▸ Exercise goal: Copy out all lines of the records in which the word "جمعية" appears.

▸ Given data:

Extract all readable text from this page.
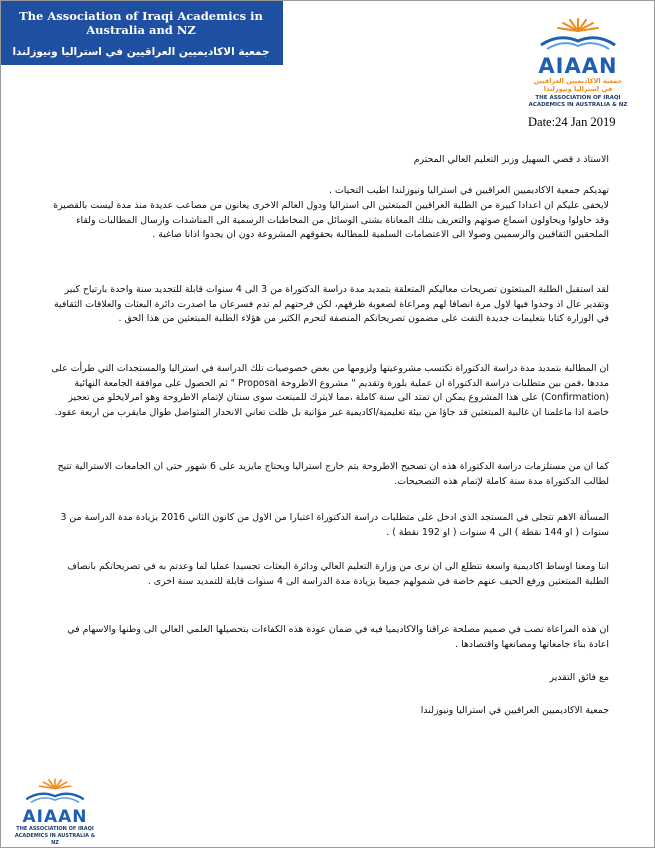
The Association of Iraqi Academics in Australia and NZ
جمعية الاكاديميين العراقيين في استراليا ونيوزلندا
AIAAN
جمعية الاكاديميين العراقيين
في استراليا ونيوزلندا
THE ASSOCIATION OF IRAQI
ACADEMICS IN AUSTRALIA & NZ
Date:24 Jan 2019
الاستاذ د قصي السهيل وزير التعليم العالي المحترم
تهديكم جمعية الاكاديميين العراقيين في استراليا ونيوزلندا اطيب التحيات .
لايخفى عليكم ان اعدادا كبيرة من الطلبة العراقيين المبتعثين الى استراليا ودول العالم الاخرى يعانون من مصاعب عديدة منذ مدة ليست بالقصيرة وقد حاولوا ويحاولون اسماع صوتهم والتعريف بتلك المعاناة بشتى الوسائل من المخاطبات الرسمية الى المناشدات وارسال المطالبات ولقاء الملحقين الثقافيين والرسميين وصولا الى الاعتصامات السلمية للمطالبة بحقوقهم المشروعة دون ان يجدوا اذانا صاغية .
لقد استقبل الطلبة المبتعثون تصريحات معاليكم المتعلقة بتمديد مدة دراسة الدكتوراة من 3 الى 4 سنوات قابلة للتجديد سنة واحدة بارتياح كبير وتقدير عال اذ وجدوا فيها لاول مرة انصافا لهم ومراعاة لصعوبة ظرفهم، لكن فرحتهم لم تدم فسرعان ما اصدرت دائرة البعثات والعلاقات الثقافية في الوزارة كتابا بتعليمات جديدة التفت على مضمون تصريحاتكم المنصفة لتحرم الكثير من هؤلاء الطلبة المبتعثين من هذا الحق .
ان المطالبة بتمديد مدة دراسة الدكتوراة تكتسب مشروعيتها ولزومها من بعض خصوصيات تلك الدراسة في استراليا والمستجدات التي طرأت على مددها ،فمن بين متطلبات دراسة الدكتوراة ان عملية بلورة وتقديم " مشروع الاطروحة Proposal " ثم الحصول على موافقة الجامعة النهائية (Confirmation) على هذا المشروع يمكن ان تمتد الى سنة كاملة ،مما لايترك للمبتعث سوى سنتان لإتمام الاطروحة وهو امرلايخلو من تعجيز خاصة اذا ماعلمنا ان غالبية المبتعثين قد جاؤا من بيئة تعليمية/اكاديمية غير مؤاتية بل ظلت تعاني الانحدار المتواصل طوال مايقرب من اربعة عقود.
كما ان من مستلزمات دراسة الدكتوراة هذه ان تصحيح الاطروحة يتم خارج استراليا ويحتاج مايزيد على 6 شهور حتى ان الجامعات الاسترالية تتيح لطالب الدكتوراة مدة سنة كاملة لإتمام هذه التصحيحات.
المسألة الاهم تتجلى في المستجد الذي ادخل على متطلبات دراسة الدكتوراة اعتبارا من الاول من كانون الثاني 2016 بزيادة مدة الدراسة من 3 سنوات ( او 144 نقطة ) الى 4 سنوات ( او 192 نقطة ) .
اننا ومعنا اوساط اكاديمية واسعة نتطلع الى ان نرى من وزارة التعليم العالي ودائرة البعثات تجسيدا عمليا لما وعدتم به في تصريحاتكم بانصاف الطلبة المبتعثين ورفع الحيف عنهم خاصة في شمولهم جميعا بزيادة مدة الدراسة الى 4 سنوات قابلة للتمديد سنة اخرى .
ان هذه المراعاة تصب في صميم مصلحة عراقنا والاكاديميا فيه في ضمان عودة هذه الكفاءات بتحصيلها العلمي العالي الى وطنها والاسهام في اعادة بناء جامعاتها ومصانعها واقتصادها .
مع فائق التقدير
جمعية الاكاديميين العراقيين في استراليا ونيوزلندا
AIAAN
THE ASSOCIATION OF IRAQI
ACADEMICS IN AUSTRALIA & NZ
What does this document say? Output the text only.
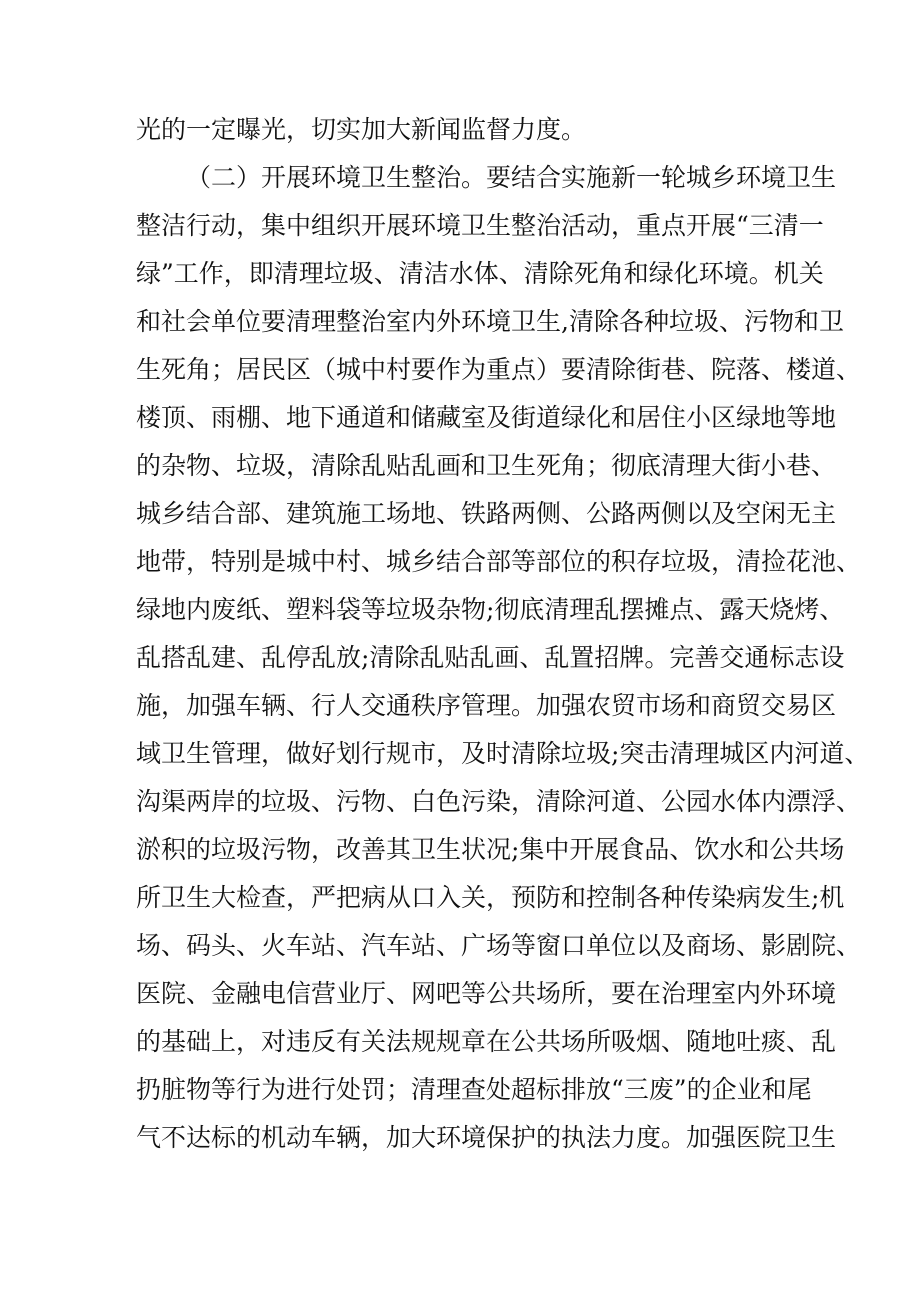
光的一定曝光，切实加大新闻监督力度。
（二）开展环境卫生整治。要结合实施新一轮城乡环境卫生
整洁行动，集中组织开展环境卫生整治活动，重点开展“三清一
绿”工作，即清理垃圾、清洁水体、清除死角和绿化环境。机关
和社会单位要清理整治室内外环境卫生,清除各种垃圾、污物和卫
生死角；居民区（城中村要作为重点）要清除街巷、院落、楼道、
楼顶、雨棚、地下通道和储藏室及街道绿化和居住小区绿地等地
的杂物、垃圾，清除乱贴乱画和卫生死角；彻底清理大街小巷、
城乡结合部、建筑施工场地、铁路两侧、公路两侧以及空闲无主
地带，特别是城中村、城乡结合部等部位的积存垃圾，清捡花池、
绿地内废纸、塑料袋等垃圾杂物;彻底清理乱摆摊点、露天烧烤、
乱搭乱建、乱停乱放;清除乱贴乱画、乱置招牌。完善交通标志设
施，加强车辆、行人交通秩序管理。加强农贸市场和商贸交易区
域卫生管理，做好划行规市，及时清除垃圾;突击清理城区内河道、
沟渠两岸的垃圾、污物、白色污染，清除河道、公园水体内漂浮、
淤积的垃圾污物，改善其卫生状况;集中开展食品、饮水和公共场
所卫生大检查，严把病从口入关，预防和控制各种传染病发生;机
场、码头、火车站、汽车站、广场等窗口单位以及商场、影剧院、
医院、金融电信营业厅、网吧等公共场所，要在治理室内外环境
的基础上，对违反有关法规规章在公共场所吸烟、随地吐痰、乱
扔脏物等行为进行处罚；清理查处超标排放“三废”的企业和尾
气不达标的机动车辆，加大环境保护的执法力度。加强医院卫生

▸ The solution:
جمعية الاكاديميين العراقيين في استراليا ونيوزلندا
جمعية الاكاديميين العراقيين
تهديكم جمعية الاكاديميين العراقيين في استراليا ونيوزلندا اطيب التحيات .
جمعية الاكاديميين العراقيين في استراليا ونيوزلندا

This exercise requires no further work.